* Start Material shown *
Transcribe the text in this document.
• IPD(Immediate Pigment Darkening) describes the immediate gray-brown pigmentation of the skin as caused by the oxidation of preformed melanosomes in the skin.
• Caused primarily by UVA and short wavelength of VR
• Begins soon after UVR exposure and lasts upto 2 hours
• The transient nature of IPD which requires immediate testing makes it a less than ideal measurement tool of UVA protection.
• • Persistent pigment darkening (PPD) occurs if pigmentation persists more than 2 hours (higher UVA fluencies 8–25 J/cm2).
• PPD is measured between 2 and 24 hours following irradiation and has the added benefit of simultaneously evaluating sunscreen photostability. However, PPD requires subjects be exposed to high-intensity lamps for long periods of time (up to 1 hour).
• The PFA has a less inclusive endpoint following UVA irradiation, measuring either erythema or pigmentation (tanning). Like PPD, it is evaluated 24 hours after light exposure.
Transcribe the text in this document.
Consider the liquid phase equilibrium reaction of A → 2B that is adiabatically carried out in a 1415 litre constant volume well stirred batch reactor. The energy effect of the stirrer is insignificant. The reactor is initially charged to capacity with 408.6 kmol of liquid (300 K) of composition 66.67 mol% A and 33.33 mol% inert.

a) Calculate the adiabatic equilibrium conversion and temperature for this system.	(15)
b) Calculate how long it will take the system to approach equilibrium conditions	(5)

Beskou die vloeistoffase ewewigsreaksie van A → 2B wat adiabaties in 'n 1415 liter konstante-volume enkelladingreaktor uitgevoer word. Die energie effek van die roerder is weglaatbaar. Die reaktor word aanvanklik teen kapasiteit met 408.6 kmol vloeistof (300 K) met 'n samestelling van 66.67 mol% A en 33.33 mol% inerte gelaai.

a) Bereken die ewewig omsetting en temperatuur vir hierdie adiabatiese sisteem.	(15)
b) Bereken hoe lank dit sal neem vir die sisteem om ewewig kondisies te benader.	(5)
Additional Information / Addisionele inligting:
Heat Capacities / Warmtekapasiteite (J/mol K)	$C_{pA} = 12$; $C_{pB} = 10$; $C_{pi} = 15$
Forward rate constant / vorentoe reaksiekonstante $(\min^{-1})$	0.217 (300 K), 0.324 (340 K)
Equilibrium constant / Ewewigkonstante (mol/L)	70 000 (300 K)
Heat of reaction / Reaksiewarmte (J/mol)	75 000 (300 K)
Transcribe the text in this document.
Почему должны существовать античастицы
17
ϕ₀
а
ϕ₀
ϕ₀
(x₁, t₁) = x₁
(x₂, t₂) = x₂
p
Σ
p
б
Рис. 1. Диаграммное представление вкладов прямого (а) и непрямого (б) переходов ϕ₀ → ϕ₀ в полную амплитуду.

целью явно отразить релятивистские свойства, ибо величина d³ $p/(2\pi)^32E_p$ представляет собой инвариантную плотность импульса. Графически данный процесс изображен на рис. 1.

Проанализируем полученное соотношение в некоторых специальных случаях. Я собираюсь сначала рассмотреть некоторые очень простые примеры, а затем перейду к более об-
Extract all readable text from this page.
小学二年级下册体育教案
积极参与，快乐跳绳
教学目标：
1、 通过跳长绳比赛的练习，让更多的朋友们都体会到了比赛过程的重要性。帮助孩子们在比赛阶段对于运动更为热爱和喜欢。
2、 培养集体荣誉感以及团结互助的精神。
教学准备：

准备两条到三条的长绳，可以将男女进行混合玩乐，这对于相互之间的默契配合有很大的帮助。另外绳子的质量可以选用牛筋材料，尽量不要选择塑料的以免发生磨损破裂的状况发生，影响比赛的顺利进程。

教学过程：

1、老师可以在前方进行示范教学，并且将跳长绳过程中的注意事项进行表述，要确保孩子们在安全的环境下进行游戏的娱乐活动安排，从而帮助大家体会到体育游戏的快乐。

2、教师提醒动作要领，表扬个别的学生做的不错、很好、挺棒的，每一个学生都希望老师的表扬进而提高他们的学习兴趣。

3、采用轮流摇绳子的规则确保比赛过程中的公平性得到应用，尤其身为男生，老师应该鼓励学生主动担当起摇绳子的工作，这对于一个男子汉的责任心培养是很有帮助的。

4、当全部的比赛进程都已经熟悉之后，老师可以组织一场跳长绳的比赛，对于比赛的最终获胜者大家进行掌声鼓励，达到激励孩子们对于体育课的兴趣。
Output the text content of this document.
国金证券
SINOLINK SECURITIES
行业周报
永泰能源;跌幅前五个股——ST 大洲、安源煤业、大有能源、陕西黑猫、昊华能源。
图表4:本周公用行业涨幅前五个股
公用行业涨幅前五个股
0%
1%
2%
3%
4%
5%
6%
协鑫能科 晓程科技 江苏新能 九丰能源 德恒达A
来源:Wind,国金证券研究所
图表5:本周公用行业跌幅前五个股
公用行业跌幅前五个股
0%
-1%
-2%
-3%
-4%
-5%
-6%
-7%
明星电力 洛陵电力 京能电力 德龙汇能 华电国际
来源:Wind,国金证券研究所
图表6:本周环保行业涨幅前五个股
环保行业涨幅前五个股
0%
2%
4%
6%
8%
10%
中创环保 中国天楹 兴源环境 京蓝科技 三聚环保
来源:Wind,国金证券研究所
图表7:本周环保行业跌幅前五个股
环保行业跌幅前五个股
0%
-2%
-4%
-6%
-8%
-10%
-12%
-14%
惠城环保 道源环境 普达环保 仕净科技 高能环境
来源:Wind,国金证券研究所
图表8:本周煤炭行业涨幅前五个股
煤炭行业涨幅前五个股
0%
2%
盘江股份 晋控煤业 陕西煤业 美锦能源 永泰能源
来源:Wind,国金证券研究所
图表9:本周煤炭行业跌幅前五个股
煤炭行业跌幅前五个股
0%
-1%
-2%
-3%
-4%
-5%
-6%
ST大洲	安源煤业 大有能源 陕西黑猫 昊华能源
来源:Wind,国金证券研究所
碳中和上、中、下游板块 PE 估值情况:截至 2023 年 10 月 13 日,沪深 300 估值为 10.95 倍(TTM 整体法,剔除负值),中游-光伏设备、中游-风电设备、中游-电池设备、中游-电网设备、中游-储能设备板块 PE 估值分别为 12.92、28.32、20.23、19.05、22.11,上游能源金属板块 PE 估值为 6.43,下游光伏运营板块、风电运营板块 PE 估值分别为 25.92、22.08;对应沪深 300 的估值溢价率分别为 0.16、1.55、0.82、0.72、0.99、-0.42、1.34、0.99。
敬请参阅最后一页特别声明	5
* End Material shown *
Exercise task:
Copy each line of the listing in which the word "immediate" can be found.

Solution to the problem:
• IPD(Immediate Pigment Darkening) describes the immediate gray-brown pigmentation of the skin as caused by the oxidation of preformed melanosomes in the skin.
• The transient nature of IPD which requires immediate testing makes it a less than ideal measurement tool of UVA protection.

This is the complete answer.